**Record list**.
-=-=-
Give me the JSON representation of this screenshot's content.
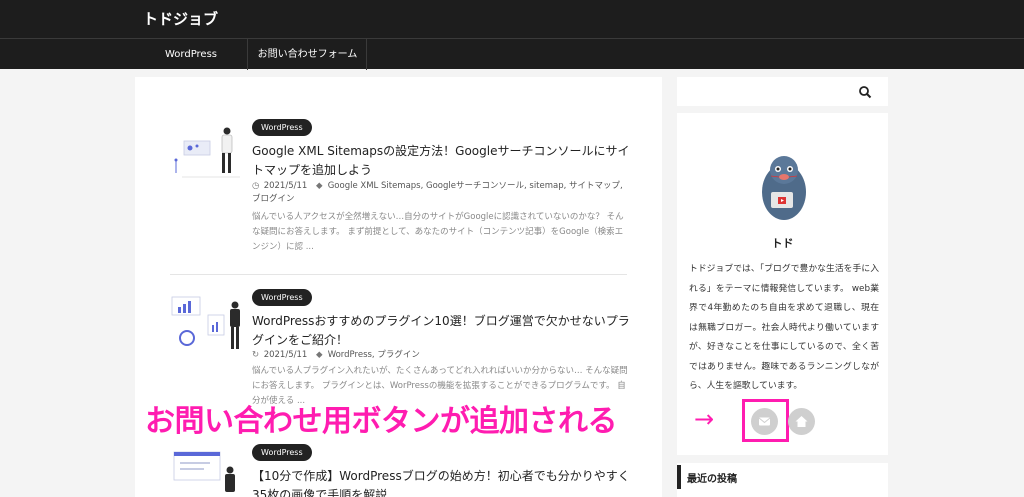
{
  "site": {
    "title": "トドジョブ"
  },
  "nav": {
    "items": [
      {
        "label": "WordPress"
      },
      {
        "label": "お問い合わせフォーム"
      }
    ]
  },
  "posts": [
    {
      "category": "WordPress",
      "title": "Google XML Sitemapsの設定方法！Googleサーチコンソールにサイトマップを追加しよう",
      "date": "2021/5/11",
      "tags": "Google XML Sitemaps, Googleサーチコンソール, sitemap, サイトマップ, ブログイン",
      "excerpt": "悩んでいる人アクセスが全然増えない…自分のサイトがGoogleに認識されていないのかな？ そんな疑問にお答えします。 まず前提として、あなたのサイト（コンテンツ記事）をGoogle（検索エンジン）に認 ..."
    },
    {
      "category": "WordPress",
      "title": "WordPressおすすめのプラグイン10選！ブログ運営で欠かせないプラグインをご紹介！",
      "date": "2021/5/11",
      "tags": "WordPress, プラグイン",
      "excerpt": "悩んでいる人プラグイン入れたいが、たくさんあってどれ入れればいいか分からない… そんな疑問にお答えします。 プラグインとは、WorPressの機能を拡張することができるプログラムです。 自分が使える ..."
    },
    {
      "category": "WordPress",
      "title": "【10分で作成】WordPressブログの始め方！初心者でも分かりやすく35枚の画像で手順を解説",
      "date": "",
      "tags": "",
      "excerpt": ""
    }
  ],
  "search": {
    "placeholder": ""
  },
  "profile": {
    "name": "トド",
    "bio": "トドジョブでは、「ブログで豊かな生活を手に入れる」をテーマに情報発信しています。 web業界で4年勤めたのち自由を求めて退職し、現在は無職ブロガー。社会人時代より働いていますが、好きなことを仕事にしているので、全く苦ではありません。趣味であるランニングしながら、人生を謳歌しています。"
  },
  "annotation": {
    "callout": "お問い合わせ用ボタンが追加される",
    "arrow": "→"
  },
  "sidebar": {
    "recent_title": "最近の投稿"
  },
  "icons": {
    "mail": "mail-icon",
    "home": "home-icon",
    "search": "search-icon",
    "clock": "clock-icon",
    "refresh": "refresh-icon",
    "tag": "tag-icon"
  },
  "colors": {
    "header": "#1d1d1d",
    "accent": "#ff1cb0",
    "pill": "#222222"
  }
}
-=-=-
**What you should do**. Repeat each entry precisely as it appears. Leave the pictures out.

**Solved problem**.
Give me the JSON representation of this screenshot's content.
{
  "site": {
    "title": "トドジョブ"
  },
  "nav": {
    "items": [
      {
        "label": "WordPress"
      },
      {
        "label": "お問い合わせフォーム"
      }
    ]
  },
  "posts": [
    {
      "category": "WordPress",
      "title": "Google XML Sitemapsの設定方法！Googleサーチコンソールにサイトマップを追加しよう",
      "date": "2021/5/11",
      "tags": "Google XML Sitemaps, Googleサーチコンソール, sitemap, サイトマップ, ブログイン",
      "excerpt": "悩んでいる人アクセスが全然増えない…自分のサイトがGoogleに認識されていないのかな？ そんな疑問にお答えします。 まず前提として、あなたのサイト（コンテンツ記事）をGoogle（検索エンジン）に認 ..."
    },
    {
      "category": "WordPress",
      "title": "WordPressおすすめのプラグイン10選！ブログ運営で欠かせないプラグインをご紹介！",
      "date": "2021/5/11",
      "tags": "WordPress, プラグイン",
      "excerpt": "悩んでいる人プラグイン入れたいが、たくさんあってどれ入れればいいか分からない… そんな疑問にお答えします。 プラグインとは、WorPressの機能を拡張することができるプログラムです。 自分が使える ..."
    },
    {
      "category": "WordPress",
      "title": "【10分で作成】WordPressブログの始め方！初心者でも分かりやすく35枚の画像で手順を解説",
      "date": "",
      "tags": "",
      "excerpt": ""
    }
  ],
  "search": {
    "placeholder": ""
  },
  "profile": {
    "name": "トド",
    "bio": "トドジョブでは、「ブログで豊かな生活を手に入れる」をテーマに情報発信しています。 web業界で4年勤めたのち自由を求めて退職し、現在は無職ブロガー。社会人時代より働いていますが、好きなことを仕事にしているので、全く苦ではありません。趣味であるランニングしながら、人生を謳歌しています。"
  },
  "annotation": {
    "callout": "お問い合わせ用ボタンが追加される",
    "arrow": "→"
  },
  "sidebar": {
    "recent_title": "最近の投稿"
  },
  "icons": {
    "mail": "mail-icon",
    "home": "home-icon",
    "search": "search-icon",
    "clock": "clock-icon",
    "refresh": "refresh-icon",
    "tag": "tag-icon"
  },
  "colors": {
    "header": "#1d1d1d",
    "accent": "#ff1cb0",
    "pill": "#222222"
  }
}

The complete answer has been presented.